Copy all lines below containing "Hydropower".

==========

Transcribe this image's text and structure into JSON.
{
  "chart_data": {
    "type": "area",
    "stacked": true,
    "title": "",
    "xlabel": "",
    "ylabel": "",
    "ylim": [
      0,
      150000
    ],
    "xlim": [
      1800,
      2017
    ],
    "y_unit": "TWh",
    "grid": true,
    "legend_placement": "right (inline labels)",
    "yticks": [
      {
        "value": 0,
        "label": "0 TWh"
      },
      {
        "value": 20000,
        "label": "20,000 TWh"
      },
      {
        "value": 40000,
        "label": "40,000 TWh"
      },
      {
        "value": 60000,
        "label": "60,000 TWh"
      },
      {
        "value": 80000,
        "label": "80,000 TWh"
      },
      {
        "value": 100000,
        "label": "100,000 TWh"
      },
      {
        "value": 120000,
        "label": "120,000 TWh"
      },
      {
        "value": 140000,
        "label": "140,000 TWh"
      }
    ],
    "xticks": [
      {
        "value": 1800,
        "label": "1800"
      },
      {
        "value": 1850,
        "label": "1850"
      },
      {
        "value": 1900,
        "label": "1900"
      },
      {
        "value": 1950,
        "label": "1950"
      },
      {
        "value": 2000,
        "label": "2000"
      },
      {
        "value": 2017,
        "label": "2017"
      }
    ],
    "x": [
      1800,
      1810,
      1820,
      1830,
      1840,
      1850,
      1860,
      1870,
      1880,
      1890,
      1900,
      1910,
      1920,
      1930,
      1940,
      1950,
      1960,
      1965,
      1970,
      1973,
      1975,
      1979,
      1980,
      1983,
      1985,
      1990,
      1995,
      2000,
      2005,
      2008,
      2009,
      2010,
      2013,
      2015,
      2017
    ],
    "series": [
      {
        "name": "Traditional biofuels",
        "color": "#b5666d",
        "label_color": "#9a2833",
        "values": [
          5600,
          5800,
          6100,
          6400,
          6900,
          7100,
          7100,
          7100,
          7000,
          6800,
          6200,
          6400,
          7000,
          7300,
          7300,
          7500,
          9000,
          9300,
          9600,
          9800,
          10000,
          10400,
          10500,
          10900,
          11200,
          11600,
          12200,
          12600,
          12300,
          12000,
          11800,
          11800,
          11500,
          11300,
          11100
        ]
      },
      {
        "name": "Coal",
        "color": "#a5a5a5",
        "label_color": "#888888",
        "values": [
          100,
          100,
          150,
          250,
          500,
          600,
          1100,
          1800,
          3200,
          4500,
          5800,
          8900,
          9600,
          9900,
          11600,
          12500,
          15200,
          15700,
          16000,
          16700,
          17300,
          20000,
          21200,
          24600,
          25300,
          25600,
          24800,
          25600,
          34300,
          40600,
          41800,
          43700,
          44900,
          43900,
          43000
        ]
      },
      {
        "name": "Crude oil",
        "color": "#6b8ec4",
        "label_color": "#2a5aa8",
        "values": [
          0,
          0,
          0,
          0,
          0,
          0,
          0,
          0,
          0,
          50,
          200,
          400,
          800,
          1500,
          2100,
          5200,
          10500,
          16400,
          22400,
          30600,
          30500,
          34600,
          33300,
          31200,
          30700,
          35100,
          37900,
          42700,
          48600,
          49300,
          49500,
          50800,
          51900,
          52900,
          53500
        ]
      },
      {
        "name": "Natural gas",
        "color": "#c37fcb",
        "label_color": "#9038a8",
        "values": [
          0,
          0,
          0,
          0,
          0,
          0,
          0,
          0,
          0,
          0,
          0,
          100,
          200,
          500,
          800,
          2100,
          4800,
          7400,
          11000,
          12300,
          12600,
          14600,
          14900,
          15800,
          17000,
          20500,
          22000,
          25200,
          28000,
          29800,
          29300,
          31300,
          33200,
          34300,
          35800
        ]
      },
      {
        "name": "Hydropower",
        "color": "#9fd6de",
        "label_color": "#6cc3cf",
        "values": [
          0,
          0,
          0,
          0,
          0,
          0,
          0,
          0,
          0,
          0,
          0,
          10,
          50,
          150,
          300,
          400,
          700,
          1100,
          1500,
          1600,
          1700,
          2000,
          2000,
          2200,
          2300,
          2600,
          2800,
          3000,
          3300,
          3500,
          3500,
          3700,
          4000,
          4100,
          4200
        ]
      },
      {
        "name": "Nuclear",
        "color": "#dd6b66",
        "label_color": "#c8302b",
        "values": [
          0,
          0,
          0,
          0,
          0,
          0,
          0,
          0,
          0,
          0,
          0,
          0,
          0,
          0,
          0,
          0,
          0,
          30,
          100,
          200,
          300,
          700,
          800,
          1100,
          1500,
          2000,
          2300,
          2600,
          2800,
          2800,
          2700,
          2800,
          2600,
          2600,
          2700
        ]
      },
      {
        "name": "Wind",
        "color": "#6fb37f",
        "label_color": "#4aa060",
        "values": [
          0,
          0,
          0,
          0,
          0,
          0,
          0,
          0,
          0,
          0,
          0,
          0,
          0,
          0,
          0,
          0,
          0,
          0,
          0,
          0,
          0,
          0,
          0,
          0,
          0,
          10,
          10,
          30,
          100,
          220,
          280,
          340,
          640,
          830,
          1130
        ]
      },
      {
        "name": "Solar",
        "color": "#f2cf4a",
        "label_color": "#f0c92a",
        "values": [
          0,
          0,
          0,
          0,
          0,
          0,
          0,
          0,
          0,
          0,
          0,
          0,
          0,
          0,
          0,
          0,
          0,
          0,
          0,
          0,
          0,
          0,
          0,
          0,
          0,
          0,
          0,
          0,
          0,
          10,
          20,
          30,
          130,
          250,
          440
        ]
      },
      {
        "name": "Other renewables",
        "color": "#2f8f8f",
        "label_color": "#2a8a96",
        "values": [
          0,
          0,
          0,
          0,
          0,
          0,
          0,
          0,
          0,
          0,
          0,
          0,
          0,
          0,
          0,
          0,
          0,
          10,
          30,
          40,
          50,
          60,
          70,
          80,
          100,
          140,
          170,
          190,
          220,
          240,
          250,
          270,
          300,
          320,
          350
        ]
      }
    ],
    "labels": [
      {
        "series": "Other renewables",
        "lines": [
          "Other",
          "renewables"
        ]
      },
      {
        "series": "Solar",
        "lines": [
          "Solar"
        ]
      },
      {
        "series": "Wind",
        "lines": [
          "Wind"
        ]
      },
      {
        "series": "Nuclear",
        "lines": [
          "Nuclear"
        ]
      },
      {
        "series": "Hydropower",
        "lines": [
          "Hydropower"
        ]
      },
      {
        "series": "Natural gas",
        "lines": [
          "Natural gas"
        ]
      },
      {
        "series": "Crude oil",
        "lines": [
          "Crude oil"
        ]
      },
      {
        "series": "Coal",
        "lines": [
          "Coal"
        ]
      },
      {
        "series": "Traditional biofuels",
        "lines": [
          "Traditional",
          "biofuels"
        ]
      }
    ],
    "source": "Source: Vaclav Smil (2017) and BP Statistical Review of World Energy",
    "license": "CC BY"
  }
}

==========

Response to this task:
        "name": "Hydropower",
        "series": "Hydropower",
          "Hydropower"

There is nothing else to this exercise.